[SUPPLIED PASSAGE]:
((

Auditors need to stay abreast of the latest updates in the cloud security space. As cloud service providers continuously improve their security services, these updates can help streamline audits and improve the overall security posture of their clients’ environment. A few weeks ago, AWS published a blog is showing how to auto-remediate internet-accessible ports with AWS Config and AWS System Manager. This blog post is great for companies and also for auditors to leverage during SOC 2 examinations.

At ByteChek, we talk a lot about how SOC 2 reports should include controls that address cloud security-specific concepts such as publicly accessible S3 buckets or access keys in public code repositories. While most SOC 2 reports do not have these controls, you will find a security group control in most of these reports. Security groups act as a virtual firewall for your EC2 instances to control incoming and outgoing traffic. When launching a new EC2 instance, users must configure security groups before launch.

During your SOC 2 audit, your auditors will examine your security groups when evaluating the CC6.6 criterion, which states, “The entity implements logical access security measures to protect against threats from sources outside its system boundaries.” We covered what the typical tests are for security groups in our everything you need to know article on CC6.0 article and below:

Typical evidence requests: Screenshots from the AWS Console showing security groups from each applicable region or a txt file dump of all SGs using the ‘describe-security-groups’ command. Suppose you are fortunate enough to have an auditor that understands AWS. In that case, they will ask for your Trusted Advisor report and send follow-up questions after reviewing any SGs that are populated with a RED or YELLOW warning.

))

(Page layout parsing rows)
((

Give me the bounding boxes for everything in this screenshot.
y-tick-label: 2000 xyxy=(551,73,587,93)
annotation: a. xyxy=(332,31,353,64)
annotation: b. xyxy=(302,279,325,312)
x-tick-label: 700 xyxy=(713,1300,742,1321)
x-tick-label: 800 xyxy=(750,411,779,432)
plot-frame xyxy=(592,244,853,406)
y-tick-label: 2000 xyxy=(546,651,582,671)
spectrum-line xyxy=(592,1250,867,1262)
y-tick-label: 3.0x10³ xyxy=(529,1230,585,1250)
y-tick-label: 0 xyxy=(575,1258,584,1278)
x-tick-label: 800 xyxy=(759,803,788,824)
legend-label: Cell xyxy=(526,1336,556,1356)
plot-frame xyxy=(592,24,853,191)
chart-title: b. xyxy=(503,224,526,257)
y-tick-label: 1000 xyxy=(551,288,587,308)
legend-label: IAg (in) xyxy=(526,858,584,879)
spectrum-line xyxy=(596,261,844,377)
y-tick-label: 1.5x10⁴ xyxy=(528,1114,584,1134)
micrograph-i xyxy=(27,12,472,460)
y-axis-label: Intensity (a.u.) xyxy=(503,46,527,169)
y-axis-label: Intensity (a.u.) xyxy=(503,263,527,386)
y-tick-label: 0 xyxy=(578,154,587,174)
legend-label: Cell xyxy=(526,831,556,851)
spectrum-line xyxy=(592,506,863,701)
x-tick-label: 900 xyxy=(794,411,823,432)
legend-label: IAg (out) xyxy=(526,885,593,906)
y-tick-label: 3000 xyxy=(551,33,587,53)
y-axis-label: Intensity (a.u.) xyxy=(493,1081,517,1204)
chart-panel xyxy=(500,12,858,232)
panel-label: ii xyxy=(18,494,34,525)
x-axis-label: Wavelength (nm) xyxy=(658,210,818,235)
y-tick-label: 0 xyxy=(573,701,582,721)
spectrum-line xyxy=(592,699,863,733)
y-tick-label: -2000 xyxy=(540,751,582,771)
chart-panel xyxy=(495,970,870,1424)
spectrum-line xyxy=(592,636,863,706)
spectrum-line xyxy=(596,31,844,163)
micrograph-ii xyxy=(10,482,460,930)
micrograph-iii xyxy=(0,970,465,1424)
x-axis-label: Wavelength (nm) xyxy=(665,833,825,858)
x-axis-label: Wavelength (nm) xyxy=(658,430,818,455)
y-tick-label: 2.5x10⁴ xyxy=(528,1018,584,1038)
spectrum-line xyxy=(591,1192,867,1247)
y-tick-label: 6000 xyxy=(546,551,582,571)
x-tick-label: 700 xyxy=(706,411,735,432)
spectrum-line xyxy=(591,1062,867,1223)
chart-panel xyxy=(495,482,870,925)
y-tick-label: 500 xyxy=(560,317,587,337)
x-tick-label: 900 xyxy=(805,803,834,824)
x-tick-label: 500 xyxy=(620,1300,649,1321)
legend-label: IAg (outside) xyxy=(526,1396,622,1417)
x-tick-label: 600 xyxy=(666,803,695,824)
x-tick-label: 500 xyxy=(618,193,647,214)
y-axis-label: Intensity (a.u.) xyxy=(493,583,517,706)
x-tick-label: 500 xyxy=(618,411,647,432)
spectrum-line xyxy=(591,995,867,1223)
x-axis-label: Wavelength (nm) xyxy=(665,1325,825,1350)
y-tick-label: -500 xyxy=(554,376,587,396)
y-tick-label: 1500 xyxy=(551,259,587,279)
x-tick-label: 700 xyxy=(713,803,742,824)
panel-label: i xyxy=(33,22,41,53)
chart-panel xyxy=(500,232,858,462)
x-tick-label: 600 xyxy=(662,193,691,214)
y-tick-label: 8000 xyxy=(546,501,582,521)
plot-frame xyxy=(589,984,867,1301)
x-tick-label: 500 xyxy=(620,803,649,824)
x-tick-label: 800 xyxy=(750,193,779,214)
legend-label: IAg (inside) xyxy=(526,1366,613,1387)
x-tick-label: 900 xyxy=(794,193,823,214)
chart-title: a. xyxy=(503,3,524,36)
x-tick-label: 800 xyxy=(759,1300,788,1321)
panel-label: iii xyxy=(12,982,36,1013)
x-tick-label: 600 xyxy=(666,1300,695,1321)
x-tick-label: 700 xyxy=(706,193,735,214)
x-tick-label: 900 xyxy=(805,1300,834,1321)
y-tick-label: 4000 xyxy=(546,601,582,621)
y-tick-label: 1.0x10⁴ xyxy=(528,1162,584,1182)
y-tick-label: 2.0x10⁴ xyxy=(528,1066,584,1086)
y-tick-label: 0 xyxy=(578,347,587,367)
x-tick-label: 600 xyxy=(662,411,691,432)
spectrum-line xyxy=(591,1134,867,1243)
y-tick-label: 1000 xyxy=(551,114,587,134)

))

[QUESTIONS]:
(1) Copy the SOC 2 audit passage word for word from "Typical evidence requests: Screenshots" up to and including "or YELLOW warning.".
(2) Render this sentence from the SOC 2 audit passage in Spanish: "Security groups act as a virtual firewall for your EC2 instances to control incoming and outgoing traffic."
(3) Answer these questions using the SOC 2 audit passage:
(a) Which two AWS services does the AWS blog use to auto-remediate internet-accessible ports?
(b) Which criterion do auditors evaluate when they examine security groups?
(c) Which command can produce a txt file dump of all security groups?
The rows above are separate material and unrelated to the SOC 2 audit passage.

[ANSWERS BELOW]:
(1)
Typical evidence requests: Screenshots from the AWS Console showing security groups from each applicable region or a txt file dump of all SGs using the ‘describe-security-groups’ command. Suppose you are fortunate enough to have an auditor that understands AWS. In that case, they will ask for your Trusted Advisor report and send follow-up questions after reviewing any SGs that are populated with a RED or YELLOW warning.

(2) Los grupos de seguridad actúan como un firewall virtual para sus instancias EC2 para controlar el tráfico entrante y saliente.

(3)
(a) AWS Config and AWS System Manager
(b) CC6.6
(c) 'describe-security-groups'